▼

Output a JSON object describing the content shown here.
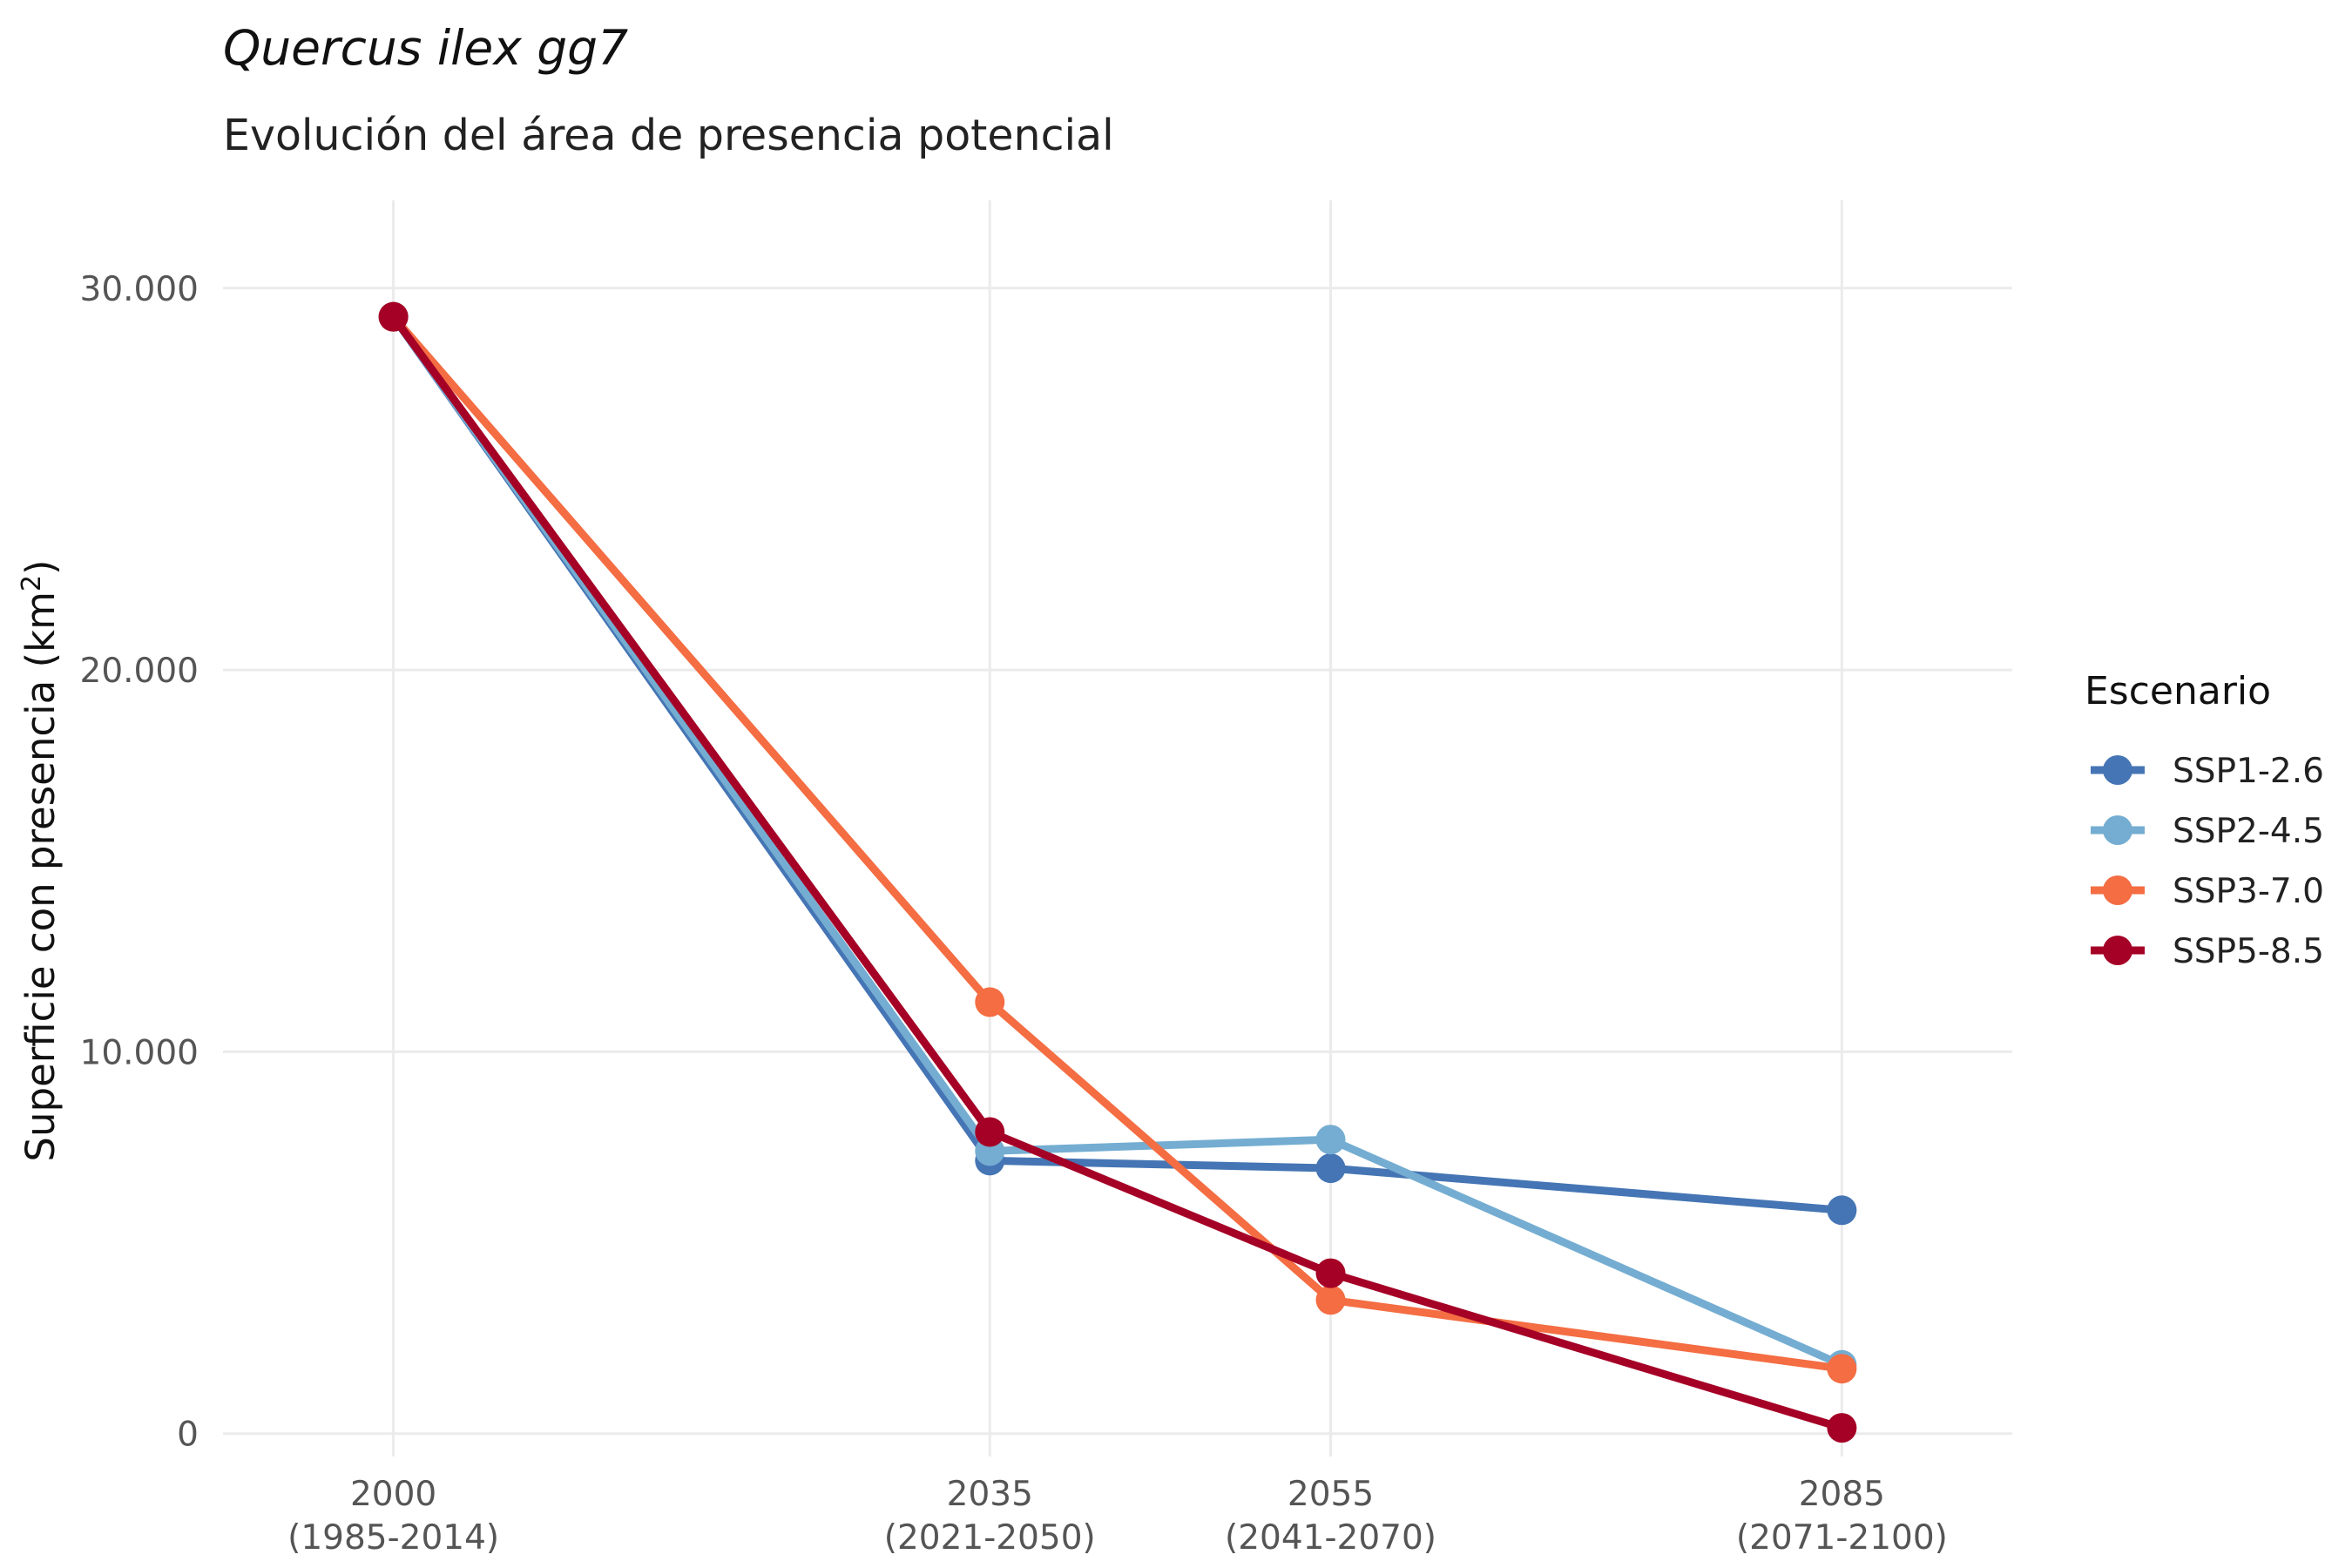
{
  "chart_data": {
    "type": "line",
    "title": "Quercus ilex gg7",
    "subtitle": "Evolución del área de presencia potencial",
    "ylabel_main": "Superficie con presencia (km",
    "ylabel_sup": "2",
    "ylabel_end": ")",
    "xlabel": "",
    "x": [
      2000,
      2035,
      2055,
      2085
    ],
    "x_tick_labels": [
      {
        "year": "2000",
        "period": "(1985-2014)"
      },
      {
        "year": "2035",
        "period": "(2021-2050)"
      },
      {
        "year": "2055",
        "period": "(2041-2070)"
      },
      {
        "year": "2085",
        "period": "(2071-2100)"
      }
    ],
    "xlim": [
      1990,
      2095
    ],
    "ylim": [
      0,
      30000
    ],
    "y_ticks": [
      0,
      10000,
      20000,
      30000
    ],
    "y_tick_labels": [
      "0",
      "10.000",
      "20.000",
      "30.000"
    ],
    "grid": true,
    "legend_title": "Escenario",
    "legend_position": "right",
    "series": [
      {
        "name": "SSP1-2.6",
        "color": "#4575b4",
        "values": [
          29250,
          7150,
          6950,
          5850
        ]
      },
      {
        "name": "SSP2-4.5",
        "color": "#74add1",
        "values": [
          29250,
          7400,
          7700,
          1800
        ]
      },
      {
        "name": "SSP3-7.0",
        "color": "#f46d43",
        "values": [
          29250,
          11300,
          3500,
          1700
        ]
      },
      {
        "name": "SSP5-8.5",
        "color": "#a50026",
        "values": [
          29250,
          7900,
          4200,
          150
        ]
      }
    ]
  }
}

▲

● **PROBLEM TO SOLVE**
Without the pictures, extract every entry verbatim.

● **THE SOLUTION**
Output a JSON object describing the content shown here.
{
  "chart_data": {
    "type": "line",
    "title": "Quercus ilex gg7",
    "subtitle": "Evolución del área de presencia potencial",
    "ylabel_main": "Superficie con presencia (km",
    "ylabel_sup": "2",
    "ylabel_end": ")",
    "xlabel": "",
    "x": [
      2000,
      2035,
      2055,
      2085
    ],
    "x_tick_labels": [
      {
        "year": "2000",
        "period": "(1985-2014)"
      },
      {
        "year": "2035",
        "period": "(2021-2050)"
      },
      {
        "year": "2055",
        "period": "(2041-2070)"
      },
      {
        "year": "2085",
        "period": "(2071-2100)"
      }
    ],
    "xlim": [
      1990,
      2095
    ],
    "ylim": [
      0,
      30000
    ],
    "y_ticks": [
      0,
      10000,
      20000,
      30000
    ],
    "y_tick_labels": [
      "0",
      "10.000",
      "20.000",
      "30.000"
    ],
    "grid": true,
    "legend_title": "Escenario",
    "legend_position": "right",
    "series": [
      {
        "name": "SSP1-2.6",
        "color": "#4575b4",
        "values": [
          29250,
          7150,
          6950,
          5850
        ]
      },
      {
        "name": "SSP2-4.5",
        "color": "#74add1",
        "values": [
          29250,
          7400,
          7700,
          1800
        ]
      },
      {
        "name": "SSP3-7.0",
        "color": "#f46d43",
        "values": [
          29250,
          11300,
          3500,
          1700
        ]
      },
      {
        "name": "SSP5-8.5",
        "color": "#a50026",
        "values": [
          29250,
          7900,
          4200,
          150
        ]
      }
    ]
  }
}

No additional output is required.